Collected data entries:
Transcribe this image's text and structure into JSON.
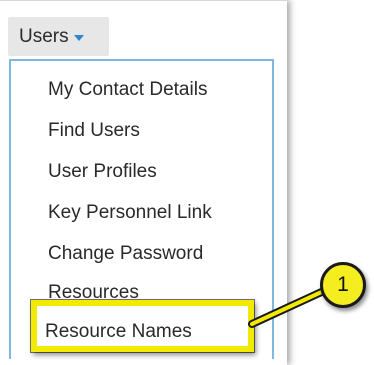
{
  "users_menu": {
    "toggle_label": "Users",
    "items": [
      {
        "label": "My Contact Details"
      },
      {
        "label": "Find Users"
      },
      {
        "label": "User Profiles"
      },
      {
        "label": "Key Personnel Link"
      },
      {
        "label": "Change Password"
      },
      {
        "label": "Resources"
      },
      {
        "label": "Resource Names"
      }
    ],
    "highlighted_index": 6
  },
  "callout": {
    "number": "1"
  },
  "colors": {
    "caret": "#2f86c8",
    "menu_border": "#7fb9e0",
    "highlight_border": "#f2ea00",
    "callout_fill": "#f4ee20"
  },
  "icons": {
    "dropdown_caret": "caret-down-icon"
  }
}
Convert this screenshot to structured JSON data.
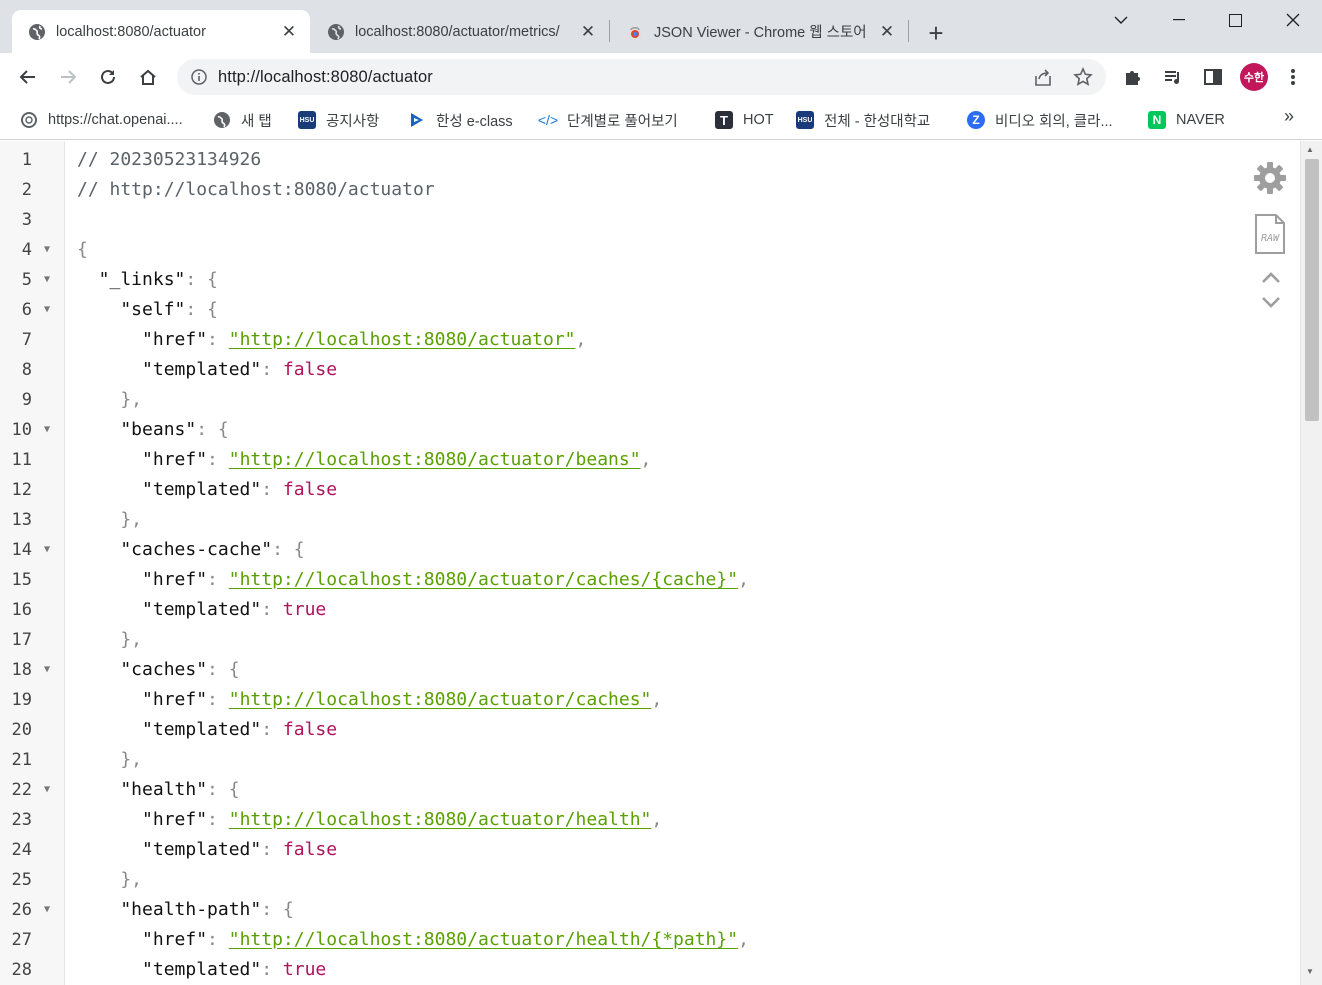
{
  "tabs": [
    {
      "title": "localhost:8080/actuator",
      "active": true
    },
    {
      "title": "localhost:8080/actuator/metrics/",
      "active": false
    },
    {
      "title": "JSON Viewer - Chrome 웹 스토어",
      "active": false
    }
  ],
  "omnibox": {
    "url": "http://localhost:8080/actuator"
  },
  "profile": {
    "initials": "수한"
  },
  "bookmarks": [
    {
      "label": "https://chat.openai....",
      "icon": "openai-icon"
    },
    {
      "label": "새 탭",
      "icon": "globe-icon"
    },
    {
      "label": "공지사항",
      "icon": "hansung-icon"
    },
    {
      "label": "한성 e-class",
      "icon": "eclass-icon"
    },
    {
      "label": "단계별로 풀어보기",
      "icon": "code-icon"
    },
    {
      "label": "HOT",
      "icon": "t-icon"
    },
    {
      "label": "전체 - 한성대학교",
      "icon": "hansung-icon"
    },
    {
      "label": "비디오 회의, 클라...",
      "icon": "zoom-icon"
    },
    {
      "label": "NAVER",
      "icon": "naver-icon"
    }
  ],
  "viewer": {
    "lines": [
      {
        "n": "1",
        "fold": false,
        "parts": [
          [
            "comment",
            "// 20230523134926"
          ]
        ]
      },
      {
        "n": "2",
        "fold": false,
        "parts": [
          [
            "comment",
            "// http://localhost:8080/actuator"
          ]
        ]
      },
      {
        "n": "3",
        "fold": false,
        "parts": []
      },
      {
        "n": "4",
        "fold": true,
        "parts": [
          [
            "punc",
            "{"
          ]
        ]
      },
      {
        "n": "5",
        "fold": true,
        "parts": [
          [
            "key",
            "  \"_links\""
          ],
          [
            "punc",
            ": {"
          ]
        ]
      },
      {
        "n": "6",
        "fold": true,
        "parts": [
          [
            "key",
            "    \"self\""
          ],
          [
            "punc",
            ": {"
          ]
        ]
      },
      {
        "n": "7",
        "fold": false,
        "parts": [
          [
            "key",
            "      \"href\""
          ],
          [
            "punc",
            ": "
          ],
          [
            "url",
            "\"http://localhost:8080/actuator\""
          ],
          [
            "punc",
            ","
          ]
        ]
      },
      {
        "n": "8",
        "fold": false,
        "parts": [
          [
            "key",
            "      \"templated\""
          ],
          [
            "punc",
            ": "
          ],
          [
            "false",
            "false"
          ]
        ]
      },
      {
        "n": "9",
        "fold": false,
        "parts": [
          [
            "punc",
            "    },"
          ]
        ]
      },
      {
        "n": "10",
        "fold": true,
        "parts": [
          [
            "key",
            "    \"beans\""
          ],
          [
            "punc",
            ": {"
          ]
        ]
      },
      {
        "n": "11",
        "fold": false,
        "parts": [
          [
            "key",
            "      \"href\""
          ],
          [
            "punc",
            ": "
          ],
          [
            "url",
            "\"http://localhost:8080/actuator/beans\""
          ],
          [
            "punc",
            ","
          ]
        ]
      },
      {
        "n": "12",
        "fold": false,
        "parts": [
          [
            "key",
            "      \"templated\""
          ],
          [
            "punc",
            ": "
          ],
          [
            "false",
            "false"
          ]
        ]
      },
      {
        "n": "13",
        "fold": false,
        "parts": [
          [
            "punc",
            "    },"
          ]
        ]
      },
      {
        "n": "14",
        "fold": true,
        "parts": [
          [
            "key",
            "    \"caches-cache\""
          ],
          [
            "punc",
            ": {"
          ]
        ]
      },
      {
        "n": "15",
        "fold": false,
        "parts": [
          [
            "key",
            "      \"href\""
          ],
          [
            "punc",
            ": "
          ],
          [
            "url",
            "\"http://localhost:8080/actuator/caches/{cache}\""
          ],
          [
            "punc",
            ","
          ]
        ]
      },
      {
        "n": "16",
        "fold": false,
        "parts": [
          [
            "key",
            "      \"templated\""
          ],
          [
            "punc",
            ": "
          ],
          [
            "true",
            "true"
          ]
        ]
      },
      {
        "n": "17",
        "fold": false,
        "parts": [
          [
            "punc",
            "    },"
          ]
        ]
      },
      {
        "n": "18",
        "fold": true,
        "parts": [
          [
            "key",
            "    \"caches\""
          ],
          [
            "punc",
            ": {"
          ]
        ]
      },
      {
        "n": "19",
        "fold": false,
        "parts": [
          [
            "key",
            "      \"href\""
          ],
          [
            "punc",
            ": "
          ],
          [
            "url",
            "\"http://localhost:8080/actuator/caches\""
          ],
          [
            "punc",
            ","
          ]
        ]
      },
      {
        "n": "20",
        "fold": false,
        "parts": [
          [
            "key",
            "      \"templated\""
          ],
          [
            "punc",
            ": "
          ],
          [
            "false",
            "false"
          ]
        ]
      },
      {
        "n": "21",
        "fold": false,
        "parts": [
          [
            "punc",
            "    },"
          ]
        ]
      },
      {
        "n": "22",
        "fold": true,
        "parts": [
          [
            "key",
            "    \"health\""
          ],
          [
            "punc",
            ": {"
          ]
        ]
      },
      {
        "n": "23",
        "fold": false,
        "parts": [
          [
            "key",
            "      \"href\""
          ],
          [
            "punc",
            ": "
          ],
          [
            "url",
            "\"http://localhost:8080/actuator/health\""
          ],
          [
            "punc",
            ","
          ]
        ]
      },
      {
        "n": "24",
        "fold": false,
        "parts": [
          [
            "key",
            "      \"templated\""
          ],
          [
            "punc",
            ": "
          ],
          [
            "false",
            "false"
          ]
        ]
      },
      {
        "n": "25",
        "fold": false,
        "parts": [
          [
            "punc",
            "    },"
          ]
        ]
      },
      {
        "n": "26",
        "fold": true,
        "parts": [
          [
            "key",
            "    \"health-path\""
          ],
          [
            "punc",
            ": {"
          ]
        ]
      },
      {
        "n": "27",
        "fold": false,
        "parts": [
          [
            "key",
            "      \"href\""
          ],
          [
            "punc",
            ": "
          ],
          [
            "url",
            "\"http://localhost:8080/actuator/health/{*path}\""
          ],
          [
            "punc",
            ","
          ]
        ]
      },
      {
        "n": "28",
        "fold": false,
        "parts": [
          [
            "key",
            "      \"templated\""
          ],
          [
            "punc",
            ": "
          ],
          [
            "true",
            "true"
          ]
        ]
      }
    ],
    "raw_label": "RAW"
  },
  "colors": {
    "tabstrip": "#dee1e6",
    "url_green": "#5aa000",
    "boolean": "#b0105e",
    "avatar": "#c2185b"
  }
}
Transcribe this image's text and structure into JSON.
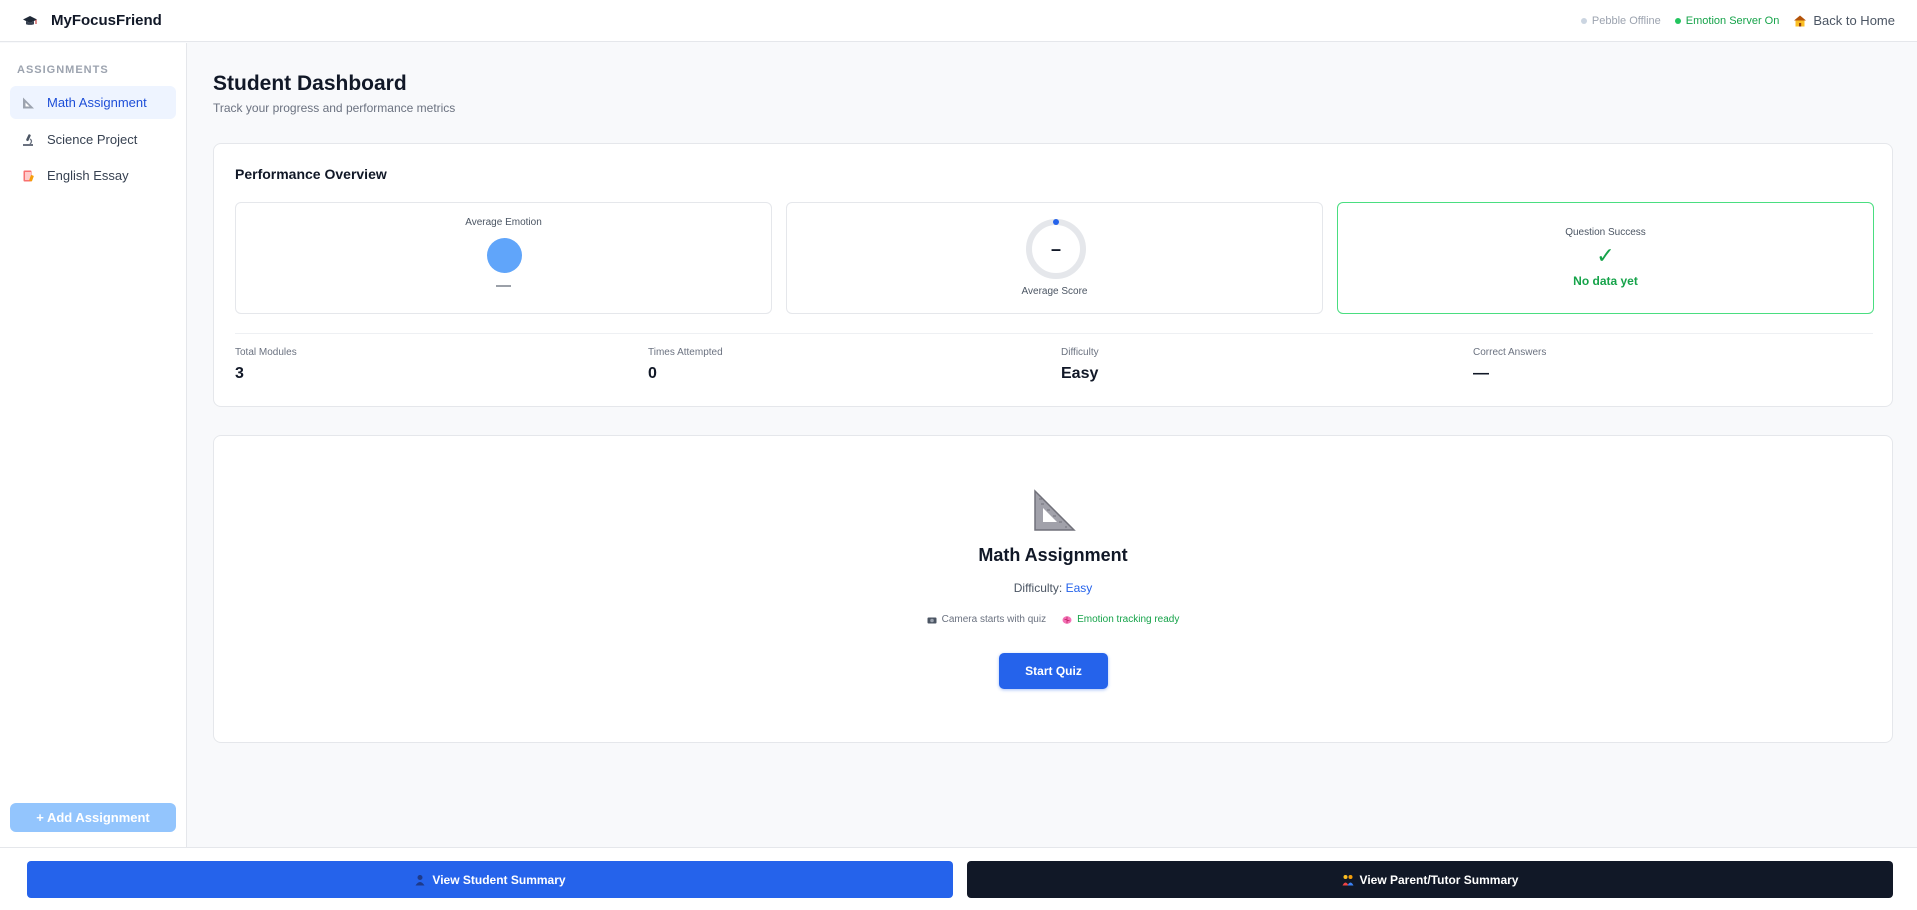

Task to complete:
Return only the count of lines in the records that hold the word "openai".

Output:
2